** WHAT IS REQUIRED **
Assemble all lines in which the string "irrationalité" appears.

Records
-=-=-

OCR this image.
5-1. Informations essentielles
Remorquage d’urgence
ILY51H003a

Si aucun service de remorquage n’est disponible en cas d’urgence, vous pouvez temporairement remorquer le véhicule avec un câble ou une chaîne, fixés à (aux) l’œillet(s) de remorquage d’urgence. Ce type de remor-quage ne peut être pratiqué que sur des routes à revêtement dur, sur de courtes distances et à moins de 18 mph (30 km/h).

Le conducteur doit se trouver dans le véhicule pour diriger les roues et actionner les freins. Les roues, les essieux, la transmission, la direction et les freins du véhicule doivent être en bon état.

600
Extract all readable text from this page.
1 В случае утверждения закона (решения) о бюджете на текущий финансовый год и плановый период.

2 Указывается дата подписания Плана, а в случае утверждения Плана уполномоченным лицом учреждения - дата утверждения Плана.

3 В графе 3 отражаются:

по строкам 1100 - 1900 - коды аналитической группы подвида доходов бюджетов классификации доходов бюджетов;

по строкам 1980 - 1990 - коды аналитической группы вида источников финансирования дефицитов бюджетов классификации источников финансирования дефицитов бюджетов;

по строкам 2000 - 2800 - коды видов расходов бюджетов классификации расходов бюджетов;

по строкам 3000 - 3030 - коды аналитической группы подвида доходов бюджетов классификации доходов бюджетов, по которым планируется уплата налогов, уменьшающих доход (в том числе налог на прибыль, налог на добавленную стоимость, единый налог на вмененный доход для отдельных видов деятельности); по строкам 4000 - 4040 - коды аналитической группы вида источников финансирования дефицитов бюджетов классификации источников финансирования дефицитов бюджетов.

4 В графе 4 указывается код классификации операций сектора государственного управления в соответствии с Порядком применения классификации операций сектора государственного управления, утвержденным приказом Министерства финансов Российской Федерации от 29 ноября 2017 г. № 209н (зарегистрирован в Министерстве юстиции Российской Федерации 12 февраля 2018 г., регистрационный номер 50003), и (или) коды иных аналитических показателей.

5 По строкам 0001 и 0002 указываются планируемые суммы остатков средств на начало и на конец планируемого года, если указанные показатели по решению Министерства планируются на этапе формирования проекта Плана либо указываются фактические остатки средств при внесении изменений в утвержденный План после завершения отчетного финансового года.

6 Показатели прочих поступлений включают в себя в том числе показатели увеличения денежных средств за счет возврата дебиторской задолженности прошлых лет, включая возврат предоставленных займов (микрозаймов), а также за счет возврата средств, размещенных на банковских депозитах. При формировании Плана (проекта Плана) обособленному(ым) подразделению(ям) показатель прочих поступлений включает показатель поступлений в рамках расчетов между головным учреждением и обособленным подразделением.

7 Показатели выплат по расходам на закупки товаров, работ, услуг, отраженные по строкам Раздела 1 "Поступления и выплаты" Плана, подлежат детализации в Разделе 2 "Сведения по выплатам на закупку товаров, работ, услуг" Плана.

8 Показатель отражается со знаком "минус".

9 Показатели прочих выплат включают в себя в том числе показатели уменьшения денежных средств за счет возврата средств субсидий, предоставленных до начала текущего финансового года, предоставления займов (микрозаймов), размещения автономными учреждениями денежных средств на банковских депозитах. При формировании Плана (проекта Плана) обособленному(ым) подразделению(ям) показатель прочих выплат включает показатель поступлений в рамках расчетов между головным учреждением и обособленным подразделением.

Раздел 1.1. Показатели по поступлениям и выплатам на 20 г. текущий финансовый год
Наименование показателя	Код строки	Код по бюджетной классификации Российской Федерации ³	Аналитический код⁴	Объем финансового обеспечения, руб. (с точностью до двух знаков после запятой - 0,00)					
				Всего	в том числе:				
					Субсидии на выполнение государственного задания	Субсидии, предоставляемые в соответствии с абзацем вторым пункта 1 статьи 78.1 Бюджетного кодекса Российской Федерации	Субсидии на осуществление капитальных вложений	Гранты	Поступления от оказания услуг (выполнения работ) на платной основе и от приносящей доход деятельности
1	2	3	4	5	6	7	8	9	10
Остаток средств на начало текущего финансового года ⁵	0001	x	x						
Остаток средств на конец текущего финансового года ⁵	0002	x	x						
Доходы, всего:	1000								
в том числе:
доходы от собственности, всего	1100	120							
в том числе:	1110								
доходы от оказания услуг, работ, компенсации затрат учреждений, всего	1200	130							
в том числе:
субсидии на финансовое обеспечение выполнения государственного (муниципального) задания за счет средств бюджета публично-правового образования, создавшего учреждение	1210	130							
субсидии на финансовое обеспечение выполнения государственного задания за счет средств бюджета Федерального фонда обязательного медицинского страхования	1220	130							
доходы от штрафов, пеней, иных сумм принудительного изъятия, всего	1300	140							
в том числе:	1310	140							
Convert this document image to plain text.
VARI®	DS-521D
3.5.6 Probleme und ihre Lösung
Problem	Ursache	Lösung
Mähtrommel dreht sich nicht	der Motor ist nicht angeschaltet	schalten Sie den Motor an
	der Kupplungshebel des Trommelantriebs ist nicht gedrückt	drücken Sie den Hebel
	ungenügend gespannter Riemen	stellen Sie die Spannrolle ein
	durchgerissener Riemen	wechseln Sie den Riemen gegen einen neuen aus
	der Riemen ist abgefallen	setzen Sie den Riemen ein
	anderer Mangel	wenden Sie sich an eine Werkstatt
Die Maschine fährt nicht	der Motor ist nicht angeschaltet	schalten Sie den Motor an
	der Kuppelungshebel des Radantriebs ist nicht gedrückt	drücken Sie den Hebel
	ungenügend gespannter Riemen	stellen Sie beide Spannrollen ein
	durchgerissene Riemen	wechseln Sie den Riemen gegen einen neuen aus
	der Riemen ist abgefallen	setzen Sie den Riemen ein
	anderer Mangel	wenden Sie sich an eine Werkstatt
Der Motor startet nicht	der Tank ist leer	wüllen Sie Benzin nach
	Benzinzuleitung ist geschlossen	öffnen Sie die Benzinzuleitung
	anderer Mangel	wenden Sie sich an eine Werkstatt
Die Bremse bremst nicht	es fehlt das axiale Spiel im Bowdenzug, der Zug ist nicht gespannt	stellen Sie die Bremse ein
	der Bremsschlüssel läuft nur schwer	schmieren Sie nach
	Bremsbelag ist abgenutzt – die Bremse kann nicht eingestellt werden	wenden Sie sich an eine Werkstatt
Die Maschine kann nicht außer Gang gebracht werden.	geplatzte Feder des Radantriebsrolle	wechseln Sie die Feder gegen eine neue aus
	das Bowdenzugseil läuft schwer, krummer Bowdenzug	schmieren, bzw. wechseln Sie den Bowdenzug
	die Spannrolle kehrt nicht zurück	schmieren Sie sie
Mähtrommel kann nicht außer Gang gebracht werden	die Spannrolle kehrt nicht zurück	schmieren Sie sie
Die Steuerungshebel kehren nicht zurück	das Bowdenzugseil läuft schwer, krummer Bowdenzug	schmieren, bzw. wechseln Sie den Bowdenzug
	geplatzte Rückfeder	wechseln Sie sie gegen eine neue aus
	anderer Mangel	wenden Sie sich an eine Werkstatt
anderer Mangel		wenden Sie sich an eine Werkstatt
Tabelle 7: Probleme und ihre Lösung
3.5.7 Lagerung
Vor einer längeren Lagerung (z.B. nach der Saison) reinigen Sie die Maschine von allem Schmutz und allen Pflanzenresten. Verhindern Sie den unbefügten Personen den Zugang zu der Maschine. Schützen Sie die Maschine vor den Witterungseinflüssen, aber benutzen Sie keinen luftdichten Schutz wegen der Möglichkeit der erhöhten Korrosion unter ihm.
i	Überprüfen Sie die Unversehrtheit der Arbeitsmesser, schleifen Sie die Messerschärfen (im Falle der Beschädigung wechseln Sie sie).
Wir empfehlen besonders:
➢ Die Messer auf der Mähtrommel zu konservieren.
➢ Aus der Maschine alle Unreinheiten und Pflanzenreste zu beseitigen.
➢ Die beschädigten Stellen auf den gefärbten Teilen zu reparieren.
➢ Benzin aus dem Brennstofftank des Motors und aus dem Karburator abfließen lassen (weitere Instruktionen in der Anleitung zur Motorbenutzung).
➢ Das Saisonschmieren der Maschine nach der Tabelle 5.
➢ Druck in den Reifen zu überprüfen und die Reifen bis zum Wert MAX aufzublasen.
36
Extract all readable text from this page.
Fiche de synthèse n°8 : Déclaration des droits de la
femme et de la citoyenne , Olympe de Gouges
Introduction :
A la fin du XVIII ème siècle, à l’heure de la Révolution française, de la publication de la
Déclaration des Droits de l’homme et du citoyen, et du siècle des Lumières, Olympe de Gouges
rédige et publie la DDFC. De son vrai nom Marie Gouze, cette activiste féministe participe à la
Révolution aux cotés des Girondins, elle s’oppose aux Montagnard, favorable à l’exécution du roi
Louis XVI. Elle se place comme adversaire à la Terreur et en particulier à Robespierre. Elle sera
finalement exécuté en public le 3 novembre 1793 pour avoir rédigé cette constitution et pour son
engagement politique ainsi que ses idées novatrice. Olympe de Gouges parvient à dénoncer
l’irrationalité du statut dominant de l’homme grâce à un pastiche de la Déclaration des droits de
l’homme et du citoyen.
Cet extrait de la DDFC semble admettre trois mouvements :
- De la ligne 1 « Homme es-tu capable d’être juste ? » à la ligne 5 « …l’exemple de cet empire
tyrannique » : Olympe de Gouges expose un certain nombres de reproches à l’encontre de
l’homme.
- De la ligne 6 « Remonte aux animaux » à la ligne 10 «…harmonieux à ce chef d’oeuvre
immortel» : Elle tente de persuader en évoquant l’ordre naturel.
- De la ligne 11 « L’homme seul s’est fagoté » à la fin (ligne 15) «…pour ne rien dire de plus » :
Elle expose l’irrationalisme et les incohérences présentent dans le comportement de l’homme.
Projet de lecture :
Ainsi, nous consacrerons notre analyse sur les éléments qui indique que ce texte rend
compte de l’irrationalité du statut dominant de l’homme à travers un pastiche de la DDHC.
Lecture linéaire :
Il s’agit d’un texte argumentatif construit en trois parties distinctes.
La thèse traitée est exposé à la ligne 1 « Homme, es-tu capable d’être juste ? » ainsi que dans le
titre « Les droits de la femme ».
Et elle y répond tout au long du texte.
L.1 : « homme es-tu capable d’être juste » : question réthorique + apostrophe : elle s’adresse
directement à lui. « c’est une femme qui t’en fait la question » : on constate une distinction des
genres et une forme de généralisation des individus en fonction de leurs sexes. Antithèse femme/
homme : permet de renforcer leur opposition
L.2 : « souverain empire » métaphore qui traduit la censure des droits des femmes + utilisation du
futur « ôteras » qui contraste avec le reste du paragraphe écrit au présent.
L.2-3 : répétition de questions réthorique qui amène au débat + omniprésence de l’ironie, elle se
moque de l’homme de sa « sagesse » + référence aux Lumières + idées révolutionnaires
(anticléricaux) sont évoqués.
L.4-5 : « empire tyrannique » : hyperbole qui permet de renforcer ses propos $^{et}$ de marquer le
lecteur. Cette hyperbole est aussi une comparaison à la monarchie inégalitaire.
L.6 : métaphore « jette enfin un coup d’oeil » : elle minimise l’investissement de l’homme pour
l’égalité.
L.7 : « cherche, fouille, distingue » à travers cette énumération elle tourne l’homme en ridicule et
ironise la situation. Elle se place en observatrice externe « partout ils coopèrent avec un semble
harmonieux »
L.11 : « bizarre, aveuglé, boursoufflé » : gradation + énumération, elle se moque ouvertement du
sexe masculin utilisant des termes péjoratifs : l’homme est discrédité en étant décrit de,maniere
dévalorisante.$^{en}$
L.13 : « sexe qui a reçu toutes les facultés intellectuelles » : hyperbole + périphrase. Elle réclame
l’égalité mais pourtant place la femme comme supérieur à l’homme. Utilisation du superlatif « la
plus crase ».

-=-=-

** WRITTEN SOLUTION **
l’irrationalité du statut dominant de l’homme grâce à un pastiche de la Déclaration des droits de
compte de l’irrationalité du statut dominant de l’homme à travers un pastiche de la DDHC.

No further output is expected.